● **Instructions to follow**
State the count of lines below in which the word "words" appears, and add nothing.
--- Start Data rows ---
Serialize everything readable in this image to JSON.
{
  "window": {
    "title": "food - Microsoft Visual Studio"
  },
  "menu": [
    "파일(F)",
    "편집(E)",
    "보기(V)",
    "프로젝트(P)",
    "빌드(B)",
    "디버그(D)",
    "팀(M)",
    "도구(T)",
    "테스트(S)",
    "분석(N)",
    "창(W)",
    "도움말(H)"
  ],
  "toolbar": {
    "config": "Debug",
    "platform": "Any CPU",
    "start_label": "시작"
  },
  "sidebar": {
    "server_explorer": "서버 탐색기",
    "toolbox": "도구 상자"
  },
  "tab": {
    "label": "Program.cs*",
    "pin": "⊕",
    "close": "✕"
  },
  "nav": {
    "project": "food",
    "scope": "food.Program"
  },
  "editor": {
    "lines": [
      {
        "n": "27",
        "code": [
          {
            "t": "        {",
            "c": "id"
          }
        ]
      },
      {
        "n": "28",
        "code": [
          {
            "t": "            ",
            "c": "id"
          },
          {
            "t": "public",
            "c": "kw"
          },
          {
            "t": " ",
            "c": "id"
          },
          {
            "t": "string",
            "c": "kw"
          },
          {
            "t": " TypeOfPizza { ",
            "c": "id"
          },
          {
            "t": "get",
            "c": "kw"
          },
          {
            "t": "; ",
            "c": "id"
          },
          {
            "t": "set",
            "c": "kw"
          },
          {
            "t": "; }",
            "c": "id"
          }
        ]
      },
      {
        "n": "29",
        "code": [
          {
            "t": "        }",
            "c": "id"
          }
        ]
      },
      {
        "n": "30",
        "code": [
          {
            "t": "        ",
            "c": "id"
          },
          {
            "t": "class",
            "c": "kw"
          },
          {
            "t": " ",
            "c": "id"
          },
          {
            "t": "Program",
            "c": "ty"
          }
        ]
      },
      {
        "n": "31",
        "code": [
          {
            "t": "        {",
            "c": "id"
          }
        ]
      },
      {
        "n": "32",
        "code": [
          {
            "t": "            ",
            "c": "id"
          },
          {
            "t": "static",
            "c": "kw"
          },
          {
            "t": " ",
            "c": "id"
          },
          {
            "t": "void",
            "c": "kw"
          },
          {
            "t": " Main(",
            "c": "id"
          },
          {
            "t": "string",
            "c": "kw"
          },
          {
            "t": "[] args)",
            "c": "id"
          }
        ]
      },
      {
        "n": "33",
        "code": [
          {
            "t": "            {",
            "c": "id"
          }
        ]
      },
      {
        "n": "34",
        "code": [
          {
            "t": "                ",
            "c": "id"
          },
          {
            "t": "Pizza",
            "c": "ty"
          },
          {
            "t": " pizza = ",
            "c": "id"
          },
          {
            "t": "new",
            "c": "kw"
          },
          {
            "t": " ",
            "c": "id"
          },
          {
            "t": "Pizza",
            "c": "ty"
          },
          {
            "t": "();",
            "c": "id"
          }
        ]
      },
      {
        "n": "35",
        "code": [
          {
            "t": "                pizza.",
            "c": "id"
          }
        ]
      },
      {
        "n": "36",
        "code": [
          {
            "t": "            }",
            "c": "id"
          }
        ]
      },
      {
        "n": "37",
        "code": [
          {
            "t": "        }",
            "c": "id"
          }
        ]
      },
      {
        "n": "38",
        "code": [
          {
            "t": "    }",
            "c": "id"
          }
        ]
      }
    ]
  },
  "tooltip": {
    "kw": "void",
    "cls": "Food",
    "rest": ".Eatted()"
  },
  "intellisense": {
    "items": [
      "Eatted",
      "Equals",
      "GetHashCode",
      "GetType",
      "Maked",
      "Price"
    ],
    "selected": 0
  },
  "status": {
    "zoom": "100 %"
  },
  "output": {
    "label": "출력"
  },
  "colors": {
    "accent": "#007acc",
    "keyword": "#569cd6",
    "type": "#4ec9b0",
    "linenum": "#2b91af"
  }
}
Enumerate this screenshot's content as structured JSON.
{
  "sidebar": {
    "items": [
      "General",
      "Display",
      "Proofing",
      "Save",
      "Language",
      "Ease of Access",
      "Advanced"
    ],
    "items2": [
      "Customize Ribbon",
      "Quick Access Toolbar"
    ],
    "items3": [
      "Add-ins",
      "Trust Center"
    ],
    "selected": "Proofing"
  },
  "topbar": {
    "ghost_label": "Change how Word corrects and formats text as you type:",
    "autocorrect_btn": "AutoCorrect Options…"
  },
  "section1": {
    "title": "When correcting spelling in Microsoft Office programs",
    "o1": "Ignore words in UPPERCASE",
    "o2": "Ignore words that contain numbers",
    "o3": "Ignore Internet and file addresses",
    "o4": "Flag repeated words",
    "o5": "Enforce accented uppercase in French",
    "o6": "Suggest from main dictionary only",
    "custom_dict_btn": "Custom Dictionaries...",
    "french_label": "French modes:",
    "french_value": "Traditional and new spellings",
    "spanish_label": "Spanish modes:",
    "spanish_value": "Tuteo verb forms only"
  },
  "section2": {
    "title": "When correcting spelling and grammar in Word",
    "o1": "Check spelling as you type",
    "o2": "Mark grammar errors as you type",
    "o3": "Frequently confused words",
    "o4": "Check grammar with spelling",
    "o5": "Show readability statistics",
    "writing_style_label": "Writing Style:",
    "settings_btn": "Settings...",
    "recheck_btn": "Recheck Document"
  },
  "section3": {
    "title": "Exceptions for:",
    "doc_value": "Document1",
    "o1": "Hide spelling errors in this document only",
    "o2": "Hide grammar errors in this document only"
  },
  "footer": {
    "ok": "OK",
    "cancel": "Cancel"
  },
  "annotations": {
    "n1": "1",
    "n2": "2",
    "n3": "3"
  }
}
--- End Data rows ---
● **Task output**
4